Goal of the exercise => Copy each line below that contains "欧盟一半以上的化学品供应给工业界".

Data extracted from a collection =>

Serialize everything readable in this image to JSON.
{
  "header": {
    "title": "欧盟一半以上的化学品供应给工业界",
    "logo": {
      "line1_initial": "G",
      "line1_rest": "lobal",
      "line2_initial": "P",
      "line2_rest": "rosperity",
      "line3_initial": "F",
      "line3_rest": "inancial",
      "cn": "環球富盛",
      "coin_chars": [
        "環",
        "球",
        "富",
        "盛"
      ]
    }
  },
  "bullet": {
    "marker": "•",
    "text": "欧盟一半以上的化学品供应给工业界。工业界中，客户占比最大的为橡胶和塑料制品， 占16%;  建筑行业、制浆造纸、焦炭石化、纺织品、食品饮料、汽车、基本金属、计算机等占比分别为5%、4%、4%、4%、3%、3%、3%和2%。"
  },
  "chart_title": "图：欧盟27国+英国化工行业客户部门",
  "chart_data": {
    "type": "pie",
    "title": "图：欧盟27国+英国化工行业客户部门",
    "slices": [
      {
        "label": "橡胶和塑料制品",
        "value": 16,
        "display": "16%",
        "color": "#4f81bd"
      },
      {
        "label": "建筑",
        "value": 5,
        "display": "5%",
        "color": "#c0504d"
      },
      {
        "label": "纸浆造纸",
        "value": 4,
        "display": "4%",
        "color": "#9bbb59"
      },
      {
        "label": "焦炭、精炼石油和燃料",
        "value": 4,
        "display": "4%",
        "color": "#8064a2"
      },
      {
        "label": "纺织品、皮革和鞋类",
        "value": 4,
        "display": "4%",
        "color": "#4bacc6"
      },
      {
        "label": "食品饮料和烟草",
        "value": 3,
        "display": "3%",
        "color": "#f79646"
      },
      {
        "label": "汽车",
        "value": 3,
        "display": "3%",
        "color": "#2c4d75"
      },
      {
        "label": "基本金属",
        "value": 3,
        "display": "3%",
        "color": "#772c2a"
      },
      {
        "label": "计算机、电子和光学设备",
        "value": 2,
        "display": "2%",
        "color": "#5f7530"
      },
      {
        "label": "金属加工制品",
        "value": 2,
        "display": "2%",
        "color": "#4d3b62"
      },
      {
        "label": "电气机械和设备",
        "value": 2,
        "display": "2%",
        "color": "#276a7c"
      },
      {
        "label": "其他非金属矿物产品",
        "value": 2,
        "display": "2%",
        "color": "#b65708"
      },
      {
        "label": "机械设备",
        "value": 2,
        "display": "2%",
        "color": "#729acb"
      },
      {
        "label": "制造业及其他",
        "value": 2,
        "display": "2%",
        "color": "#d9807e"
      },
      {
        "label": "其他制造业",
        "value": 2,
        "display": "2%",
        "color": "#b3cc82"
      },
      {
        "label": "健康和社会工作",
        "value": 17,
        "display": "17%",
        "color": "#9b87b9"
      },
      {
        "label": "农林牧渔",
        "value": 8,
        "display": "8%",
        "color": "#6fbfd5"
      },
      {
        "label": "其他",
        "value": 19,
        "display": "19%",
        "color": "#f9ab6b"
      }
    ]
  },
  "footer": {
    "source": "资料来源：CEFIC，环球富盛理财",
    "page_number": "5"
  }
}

Completed task =>
    "title": "欧盟一半以上的化学品供应给工业界",
    "text": "欧盟一半以上的化学品供应给工业界。工业界中，客户占比最大的为橡胶和塑料制品， 占16%;  建筑行业、制浆造纸、焦炭石化、纺织品、食品饮料、汽车、基本金属、计算机等占比分别为5%、4%、4%、4%、3%、3%、3%和2%。"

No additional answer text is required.